[A run of records]
________________________
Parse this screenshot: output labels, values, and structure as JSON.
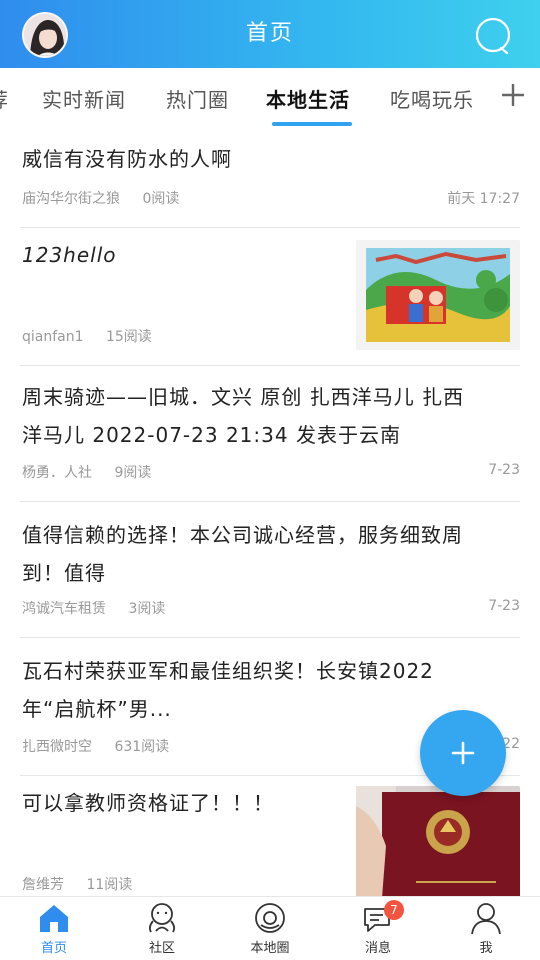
{
  "header": {
    "title": "首页"
  },
  "tabs": [
    {
      "label": "荐"
    },
    {
      "label": "实时新闻"
    },
    {
      "label": "热门圈"
    },
    {
      "label": "本地生活"
    },
    {
      "label": "吃喝玩乐"
    }
  ],
  "feed": [
    {
      "title_lines": [
        "威信有没有防水的人啊"
      ],
      "author": "庙沟华尔街之狼",
      "reads": "0阅读",
      "time": "前天 17:27"
    },
    {
      "title_lines": [
        "123hello"
      ],
      "author": "qianfan1",
      "reads": "15阅读",
      "time": "",
      "thumbnail": "children-drawing-image"
    },
    {
      "title_lines": [
        "周末骑迹——旧城．文兴  原创 扎西洋马儿  扎西",
        "洋马儿  2022-07-23 21:34 发表于云南"
      ],
      "author": "杨勇．人社",
      "reads": "9阅读",
      "time": "7-23"
    },
    {
      "title_lines": [
        "值得信赖的选择！本公司诚心经营，服务细致周",
        "到！值得"
      ],
      "author": "鸿诚汽车租赁",
      "reads": "3阅读",
      "time": "7-23"
    },
    {
      "title_lines": [
        "瓦石村荣获亚军和最佳组织奖！长安镇2022",
        "年“启航杯”男..."
      ],
      "author": "扎西微时空",
      "reads": "631阅读",
      "time": "22"
    },
    {
      "title_lines": [
        "可以拿教师资格证了！！！"
      ],
      "author": "詹维芳",
      "reads": "11阅读",
      "time": "",
      "thumbnail": "certificate-image"
    }
  ],
  "bottom_nav": [
    {
      "label": "首页",
      "icon": "home-icon",
      "active": true
    },
    {
      "label": "社区",
      "icon": "community-icon"
    },
    {
      "label": "本地圈",
      "icon": "local-circle-icon"
    },
    {
      "label": "消息",
      "icon": "message-icon",
      "badge": "7"
    },
    {
      "label": "我",
      "icon": "profile-icon"
    }
  ],
  "colors": {
    "accent": "#2f8dee",
    "header_gradient_end": "#3ed0ee",
    "badge": "#f2543f"
  }
}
________________________
→ Task prompt
Restate the records word for word, omitting images.

→ Response to the exercise
Parse this screenshot: output labels, values, and structure as JSON.
{
  "header": {
    "title": "首页"
  },
  "tabs": [
    {
      "label": "荐"
    },
    {
      "label": "实时新闻"
    },
    {
      "label": "热门圈"
    },
    {
      "label": "本地生活"
    },
    {
      "label": "吃喝玩乐"
    }
  ],
  "feed": [
    {
      "title_lines": [
        "威信有没有防水的人啊"
      ],
      "author": "庙沟华尔街之狼",
      "reads": "0阅读",
      "time": "前天 17:27"
    },
    {
      "title_lines": [
        "123hello"
      ],
      "author": "qianfan1",
      "reads": "15阅读",
      "time": "",
      "thumbnail": "children-drawing-image"
    },
    {
      "title_lines": [
        "周末骑迹——旧城．文兴  原创 扎西洋马儿  扎西",
        "洋马儿  2022-07-23 21:34 发表于云南"
      ],
      "author": "杨勇．人社",
      "reads": "9阅读",
      "time": "7-23"
    },
    {
      "title_lines": [
        "值得信赖的选择！本公司诚心经营，服务细致周",
        "到！值得"
      ],
      "author": "鸿诚汽车租赁",
      "reads": "3阅读",
      "time": "7-23"
    },
    {
      "title_lines": [
        "瓦石村荣获亚军和最佳组织奖！长安镇2022",
        "年“启航杯”男..."
      ],
      "author": "扎西微时空",
      "reads": "631阅读",
      "time": "22"
    },
    {
      "title_lines": [
        "可以拿教师资格证了！！！"
      ],
      "author": "詹维芳",
      "reads": "11阅读",
      "time": "",
      "thumbnail": "certificate-image"
    }
  ],
  "bottom_nav": [
    {
      "label": "首页",
      "icon": "home-icon",
      "active": true
    },
    {
      "label": "社区",
      "icon": "community-icon"
    },
    {
      "label": "本地圈",
      "icon": "local-circle-icon"
    },
    {
      "label": "消息",
      "icon": "message-icon",
      "badge": "7"
    },
    {
      "label": "我",
      "icon": "profile-icon"
    }
  ],
  "colors": {
    "accent": "#2f8dee",
    "header_gradient_end": "#3ed0ee",
    "badge": "#f2543f"
  }
}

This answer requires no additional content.